Count the lines containing "Settings". Give the number alone.

Available records:

┄┄┄┄┄┄┄┄┄┄┄┄┄┄┄┄┄┄┄┄

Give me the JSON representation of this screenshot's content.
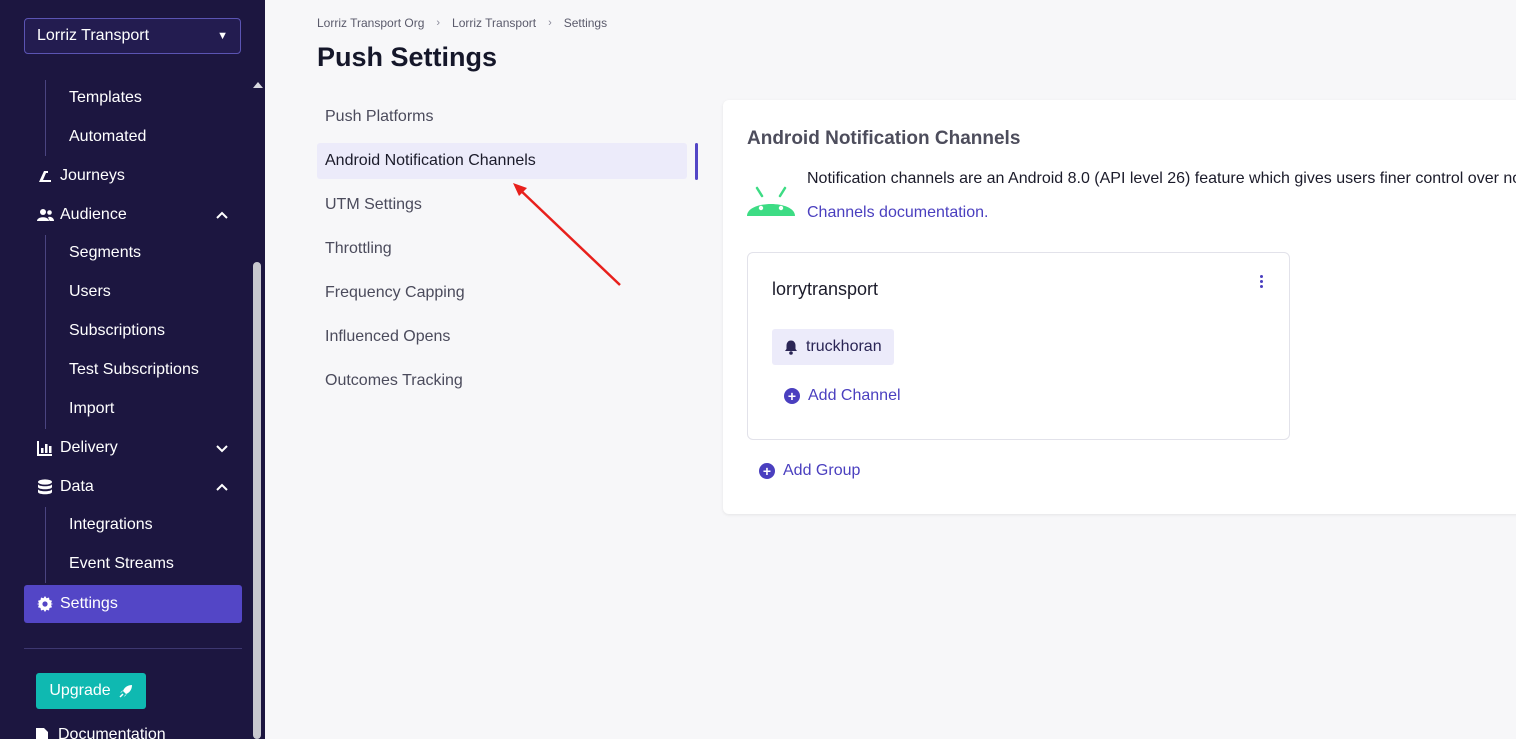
{
  "sidebar": {
    "org_selector": "Lorriz Transport",
    "items": {
      "templates": "Templates",
      "automated": "Automated",
      "journeys": "Journeys",
      "audience": "Audience",
      "segments": "Segments",
      "users": "Users",
      "subscriptions": "Subscriptions",
      "test_subscriptions": "Test Subscriptions",
      "import": "Import",
      "delivery": "Delivery",
      "data": "Data",
      "integrations": "Integrations",
      "event_streams": "Event Streams",
      "settings": "Settings"
    },
    "upgrade_label": "Upgrade",
    "documentation_label": "Documentation"
  },
  "breadcrumb": [
    "Lorriz Transport Org",
    "Lorriz Transport",
    "Settings"
  ],
  "page_title": "Push Settings",
  "sub_nav": [
    "Push Platforms",
    "Android Notification Channels",
    "UTM Settings",
    "Throttling",
    "Frequency Capping",
    "Influenced Opens",
    "Outcomes Tracking"
  ],
  "card": {
    "title": "Android Notification Channels",
    "description": "Notification channels are an Android 8.0 (API level 26) feature which gives users finer control over no",
    "doc_link": "Channels documentation.",
    "group": {
      "name": "lorrytransport",
      "channel": "truckhoran",
      "add_channel": "Add Channel"
    },
    "add_group": "Add Group"
  },
  "colors": {
    "sidebar_bg": "#1c1640",
    "accent": "#5346c6",
    "link": "#4a3fbf",
    "upgrade": "#0fb9b1",
    "android_green": "#3ddc84",
    "annotation_arrow": "#e8201c"
  }
}
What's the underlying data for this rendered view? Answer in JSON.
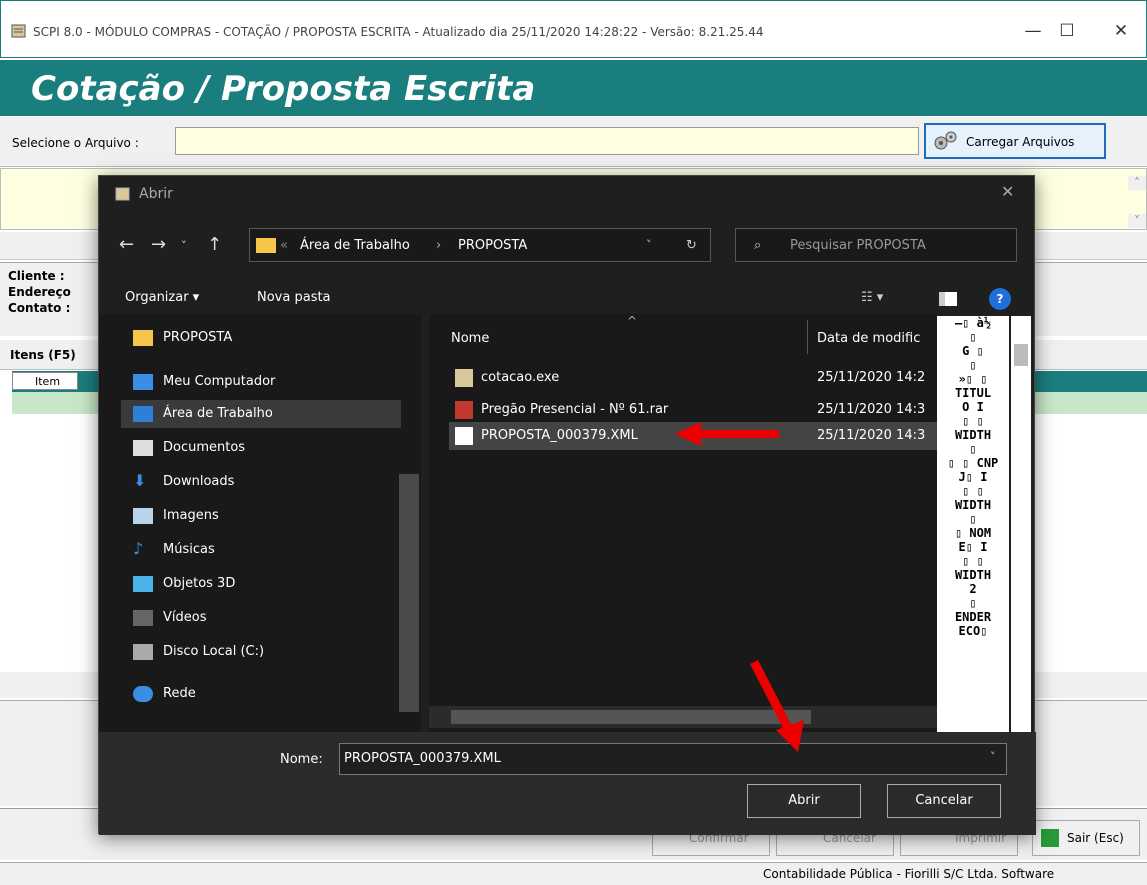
{
  "window": {
    "title": "SCPI 8.0 - MÓDULO COMPRAS - COTAÇÃO / PROPOSTA ESCRITA - Atualizado dia 25/11/2020 14:28:22 - Versão: 8.21.25.44",
    "minimize": "—",
    "maximize": "☐",
    "close": "✕"
  },
  "header": {
    "banner": "Cotação / Proposta Escrita"
  },
  "select": {
    "label": "Selecione o Arquivo :",
    "value": "",
    "button": "Carregar Arquivos"
  },
  "client": {
    "cliente": "Cliente :",
    "endereco": "Endereço",
    "contato": "Contato :"
  },
  "items": {
    "tab": "Itens (F5)",
    "col_item": "Item"
  },
  "footer": {
    "confirmar": "Confirmar",
    "cancelar": "Cancelar",
    "imprimir": "Imprimir",
    "sair": "Sair (Esc)"
  },
  "status": {
    "text": "Contabilidade Pública - Fiorilli S/C Ltda. Software"
  },
  "dialog": {
    "title": "Abrir",
    "close": "✕",
    "address": {
      "crumb1": "Área de Trabalho",
      "sep": "›",
      "crumb2": "PROPOSTA",
      "chev": "«"
    },
    "search_placeholder": "Pesquisar PROPOSTA",
    "toolbar": {
      "organize": "Organizar ▾",
      "new_folder": "Nova pasta"
    },
    "nav": [
      "PROPOSTA",
      "Meu Computador",
      "Área de Trabalho",
      "Documentos",
      "Downloads",
      "Imagens",
      "Músicas",
      "Objetos 3D",
      "Vídeos",
      "Disco Local (C:)",
      "Rede"
    ],
    "columns": {
      "name": "Nome",
      "date": "Data de modific"
    },
    "files": [
      {
        "name": "cotacao.exe",
        "date": "25/11/2020 14:2"
      },
      {
        "name": "Pregão Presencial - Nº 61.rar",
        "date": "25/11/2020 14:3"
      },
      {
        "name": "PROPOSTA_000379.XML",
        "date": "25/11/2020 14:3"
      }
    ],
    "preview": [
      "–▯ à½",
      "▯",
      "G ▯",
      "▯",
      "»▯ ▯",
      "TITUL",
      "O  I",
      "▯  ▯",
      "WIDTH",
      "▯",
      "▯ ▯ CNP",
      "J▯  I",
      "▯  ▯",
      "WIDTH",
      "▯",
      "▯ NOM",
      "E▯  I",
      "▯  ▯",
      "WIDTH",
      "2",
      "▯",
      "ENDER",
      "ECO▯"
    ],
    "filename_label": "Nome:",
    "filename": "PROPOSTA_000379.XML",
    "open": "Abrir",
    "cancel": "Cancelar"
  },
  "colors": {
    "teal": "#1b7e7e",
    "dialog_bg": "#1f1f1f",
    "arrow": "#e00000"
  }
}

┄┄┄┄┄┄┄┄┄┄┄┄┄┄┄┄┄┄┄┄

Exercise output:
4